(Stored data entries)
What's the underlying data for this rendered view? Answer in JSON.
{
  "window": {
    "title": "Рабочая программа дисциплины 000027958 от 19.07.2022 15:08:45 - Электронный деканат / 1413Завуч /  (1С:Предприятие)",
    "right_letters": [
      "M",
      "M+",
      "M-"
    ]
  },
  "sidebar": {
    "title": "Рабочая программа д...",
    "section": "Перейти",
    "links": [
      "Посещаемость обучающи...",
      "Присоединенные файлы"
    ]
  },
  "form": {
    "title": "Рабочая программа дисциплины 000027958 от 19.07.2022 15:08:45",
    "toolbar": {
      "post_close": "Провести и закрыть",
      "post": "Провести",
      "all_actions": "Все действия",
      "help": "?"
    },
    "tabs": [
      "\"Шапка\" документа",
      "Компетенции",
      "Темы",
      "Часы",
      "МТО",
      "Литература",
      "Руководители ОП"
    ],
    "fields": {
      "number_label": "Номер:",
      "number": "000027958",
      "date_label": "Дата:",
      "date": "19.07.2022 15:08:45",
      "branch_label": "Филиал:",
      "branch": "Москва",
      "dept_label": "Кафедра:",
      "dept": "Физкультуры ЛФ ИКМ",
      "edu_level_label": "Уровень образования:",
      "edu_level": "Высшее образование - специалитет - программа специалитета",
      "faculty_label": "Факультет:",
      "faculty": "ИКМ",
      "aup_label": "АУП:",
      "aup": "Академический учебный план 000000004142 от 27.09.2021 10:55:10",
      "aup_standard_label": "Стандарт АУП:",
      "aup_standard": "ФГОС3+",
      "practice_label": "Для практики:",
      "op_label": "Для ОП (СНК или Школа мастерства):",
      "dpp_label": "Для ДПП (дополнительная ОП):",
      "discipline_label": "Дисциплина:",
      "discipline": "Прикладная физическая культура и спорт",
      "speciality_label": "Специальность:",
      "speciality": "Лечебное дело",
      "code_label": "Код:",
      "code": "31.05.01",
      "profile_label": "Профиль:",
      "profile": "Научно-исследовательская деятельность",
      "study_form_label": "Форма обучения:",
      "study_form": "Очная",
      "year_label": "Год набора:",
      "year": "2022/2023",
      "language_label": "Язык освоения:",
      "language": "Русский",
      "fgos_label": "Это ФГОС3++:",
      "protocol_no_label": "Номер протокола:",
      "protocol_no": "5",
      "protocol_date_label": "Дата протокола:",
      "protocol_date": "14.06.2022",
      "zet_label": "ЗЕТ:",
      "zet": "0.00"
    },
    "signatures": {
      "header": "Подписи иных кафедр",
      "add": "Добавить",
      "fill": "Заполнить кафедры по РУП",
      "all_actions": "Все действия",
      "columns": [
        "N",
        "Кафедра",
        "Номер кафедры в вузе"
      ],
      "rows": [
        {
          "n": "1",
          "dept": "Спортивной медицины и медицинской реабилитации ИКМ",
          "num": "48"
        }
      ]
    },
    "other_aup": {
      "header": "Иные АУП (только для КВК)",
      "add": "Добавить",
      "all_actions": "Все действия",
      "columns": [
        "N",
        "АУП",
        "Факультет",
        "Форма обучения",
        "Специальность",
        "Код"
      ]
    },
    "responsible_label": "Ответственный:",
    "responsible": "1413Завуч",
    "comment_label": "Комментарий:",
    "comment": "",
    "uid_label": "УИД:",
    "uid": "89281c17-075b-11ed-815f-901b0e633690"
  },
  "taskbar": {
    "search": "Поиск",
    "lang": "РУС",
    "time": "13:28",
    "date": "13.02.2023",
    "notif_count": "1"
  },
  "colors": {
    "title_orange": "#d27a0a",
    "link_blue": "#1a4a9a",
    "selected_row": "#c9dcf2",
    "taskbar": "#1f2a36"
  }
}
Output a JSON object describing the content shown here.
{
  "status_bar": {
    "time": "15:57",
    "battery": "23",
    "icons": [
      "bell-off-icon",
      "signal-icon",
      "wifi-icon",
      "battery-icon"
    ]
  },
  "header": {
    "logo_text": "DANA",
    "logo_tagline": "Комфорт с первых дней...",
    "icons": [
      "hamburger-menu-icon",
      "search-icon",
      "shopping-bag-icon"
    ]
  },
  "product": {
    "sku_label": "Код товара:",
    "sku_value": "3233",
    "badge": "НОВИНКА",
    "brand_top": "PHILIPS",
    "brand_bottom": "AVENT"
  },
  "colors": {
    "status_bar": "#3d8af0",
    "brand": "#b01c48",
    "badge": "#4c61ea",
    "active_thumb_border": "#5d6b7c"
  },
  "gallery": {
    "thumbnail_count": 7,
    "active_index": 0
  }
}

## [REQUIRED WORK]
Identify each line in the entries with the word "Рабочая" and copy it.

## [RESPONSE TO THE EXERCISE]
    "title": "Рабочая программа дисциплины 000027958 от 19.07.2022 15:08:45 - Электронный деканат / 1413Завуч /  (1С:Предприятие)",
    "title": "Рабочая программа д...",
    "title": "Рабочая программа дисциплины 000027958 от 19.07.2022 15:08:45",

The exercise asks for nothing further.